Material for the task
-- start --
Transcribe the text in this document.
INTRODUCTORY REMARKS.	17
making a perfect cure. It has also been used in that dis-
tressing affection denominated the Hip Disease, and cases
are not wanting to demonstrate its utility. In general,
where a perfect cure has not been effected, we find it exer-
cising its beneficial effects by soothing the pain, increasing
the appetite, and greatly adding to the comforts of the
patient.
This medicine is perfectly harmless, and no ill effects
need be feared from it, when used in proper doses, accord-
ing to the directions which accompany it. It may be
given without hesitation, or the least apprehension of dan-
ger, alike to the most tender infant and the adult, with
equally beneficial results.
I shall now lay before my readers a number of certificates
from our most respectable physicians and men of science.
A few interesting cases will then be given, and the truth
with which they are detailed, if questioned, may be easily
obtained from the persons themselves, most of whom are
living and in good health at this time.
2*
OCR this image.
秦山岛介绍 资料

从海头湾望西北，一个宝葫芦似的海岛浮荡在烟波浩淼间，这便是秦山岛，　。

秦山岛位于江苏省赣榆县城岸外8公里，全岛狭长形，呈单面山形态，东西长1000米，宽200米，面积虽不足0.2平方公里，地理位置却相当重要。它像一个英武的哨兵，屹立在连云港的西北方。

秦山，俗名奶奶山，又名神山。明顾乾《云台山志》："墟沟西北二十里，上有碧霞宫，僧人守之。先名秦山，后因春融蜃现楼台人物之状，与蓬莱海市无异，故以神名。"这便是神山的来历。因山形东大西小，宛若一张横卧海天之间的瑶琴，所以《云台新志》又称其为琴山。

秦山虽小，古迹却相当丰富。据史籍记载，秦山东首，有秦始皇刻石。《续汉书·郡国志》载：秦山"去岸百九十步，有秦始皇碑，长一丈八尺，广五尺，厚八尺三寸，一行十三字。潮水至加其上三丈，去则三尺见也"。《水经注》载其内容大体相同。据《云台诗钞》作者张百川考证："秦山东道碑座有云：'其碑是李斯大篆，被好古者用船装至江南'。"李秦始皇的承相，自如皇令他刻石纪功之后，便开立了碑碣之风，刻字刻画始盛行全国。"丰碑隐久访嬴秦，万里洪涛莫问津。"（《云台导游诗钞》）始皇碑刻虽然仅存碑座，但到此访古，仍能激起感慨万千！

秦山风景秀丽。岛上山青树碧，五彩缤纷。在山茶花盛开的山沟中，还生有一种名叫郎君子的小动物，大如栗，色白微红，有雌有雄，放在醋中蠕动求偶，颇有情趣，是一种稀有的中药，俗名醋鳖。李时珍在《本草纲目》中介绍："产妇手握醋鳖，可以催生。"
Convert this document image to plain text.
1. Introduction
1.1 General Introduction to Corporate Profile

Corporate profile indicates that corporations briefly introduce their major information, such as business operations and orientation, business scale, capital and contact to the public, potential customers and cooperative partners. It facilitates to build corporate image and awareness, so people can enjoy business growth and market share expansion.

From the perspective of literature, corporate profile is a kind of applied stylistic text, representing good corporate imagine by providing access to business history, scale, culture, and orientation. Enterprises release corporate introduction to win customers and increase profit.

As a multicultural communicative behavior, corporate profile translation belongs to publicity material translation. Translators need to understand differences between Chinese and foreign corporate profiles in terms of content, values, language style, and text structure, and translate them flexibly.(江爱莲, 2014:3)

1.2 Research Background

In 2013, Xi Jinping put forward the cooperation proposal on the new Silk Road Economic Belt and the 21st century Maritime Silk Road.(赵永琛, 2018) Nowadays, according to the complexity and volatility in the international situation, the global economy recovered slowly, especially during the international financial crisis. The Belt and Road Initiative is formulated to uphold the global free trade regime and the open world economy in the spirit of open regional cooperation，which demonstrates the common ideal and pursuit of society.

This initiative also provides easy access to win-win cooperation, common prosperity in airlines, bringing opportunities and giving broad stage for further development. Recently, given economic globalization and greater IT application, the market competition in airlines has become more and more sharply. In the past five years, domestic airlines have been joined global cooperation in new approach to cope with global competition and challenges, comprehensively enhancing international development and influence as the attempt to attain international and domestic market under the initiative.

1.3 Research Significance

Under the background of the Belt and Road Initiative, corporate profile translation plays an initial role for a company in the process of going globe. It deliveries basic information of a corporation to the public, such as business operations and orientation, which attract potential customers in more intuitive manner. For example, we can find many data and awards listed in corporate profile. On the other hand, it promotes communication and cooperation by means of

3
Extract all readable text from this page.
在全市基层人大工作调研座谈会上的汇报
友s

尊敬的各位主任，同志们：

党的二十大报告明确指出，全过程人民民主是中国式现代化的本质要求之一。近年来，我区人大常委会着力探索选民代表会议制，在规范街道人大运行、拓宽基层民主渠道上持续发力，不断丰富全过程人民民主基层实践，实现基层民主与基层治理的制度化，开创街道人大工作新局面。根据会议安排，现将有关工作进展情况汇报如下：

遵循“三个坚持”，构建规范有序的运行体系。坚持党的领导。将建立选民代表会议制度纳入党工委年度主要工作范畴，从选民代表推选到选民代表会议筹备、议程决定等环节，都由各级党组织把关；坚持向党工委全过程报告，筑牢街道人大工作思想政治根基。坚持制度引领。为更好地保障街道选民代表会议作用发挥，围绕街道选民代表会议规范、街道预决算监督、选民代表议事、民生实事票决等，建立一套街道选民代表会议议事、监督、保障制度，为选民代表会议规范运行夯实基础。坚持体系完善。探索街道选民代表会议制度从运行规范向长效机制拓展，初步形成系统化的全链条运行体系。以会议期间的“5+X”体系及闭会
-- end --
What is asked
Output the line holding "Extract all readable text from this page.", then every later line through the end of the records above, exactly as given and nothing else.

Complete response
Extract all readable text from this page.
在全市基层人大工作调研座谈会上的汇报
友s

尊敬的各位主任，同志们：

党的二十大报告明确指出，全过程人民民主是中国式现代化的本质要求之一。近年来，我区人大常委会着力探索选民代表会议制，在规范街道人大运行、拓宽基层民主渠道上持续发力，不断丰富全过程人民民主基层实践，实现基层民主与基层治理的制度化，开创街道人大工作新局面。根据会议安排，现将有关工作进展情况汇报如下：

遵循“三个坚持”，构建规范有序的运行体系。坚持党的领导。将建立选民代表会议制度纳入党工委年度主要工作范畴，从选民代表推选到选民代表会议筹备、议程决定等环节，都由各级党组织把关；坚持向党工委全过程报告，筑牢街道人大工作思想政治根基。坚持制度引领。为更好地保障街道选民代表会议作用发挥，围绕街道选民代表会议规范、街道预决算监督、选民代表议事、民生实事票决等，建立一套街道选民代表会议议事、监督、保障制度，为选民代表会议规范运行夯实基础。坚持体系完善。探索街道选民代表会议制度从运行规范向长效机制拓展，初步形成系统化的全链条运行体系。以会议期间的“5+X”体系及闭会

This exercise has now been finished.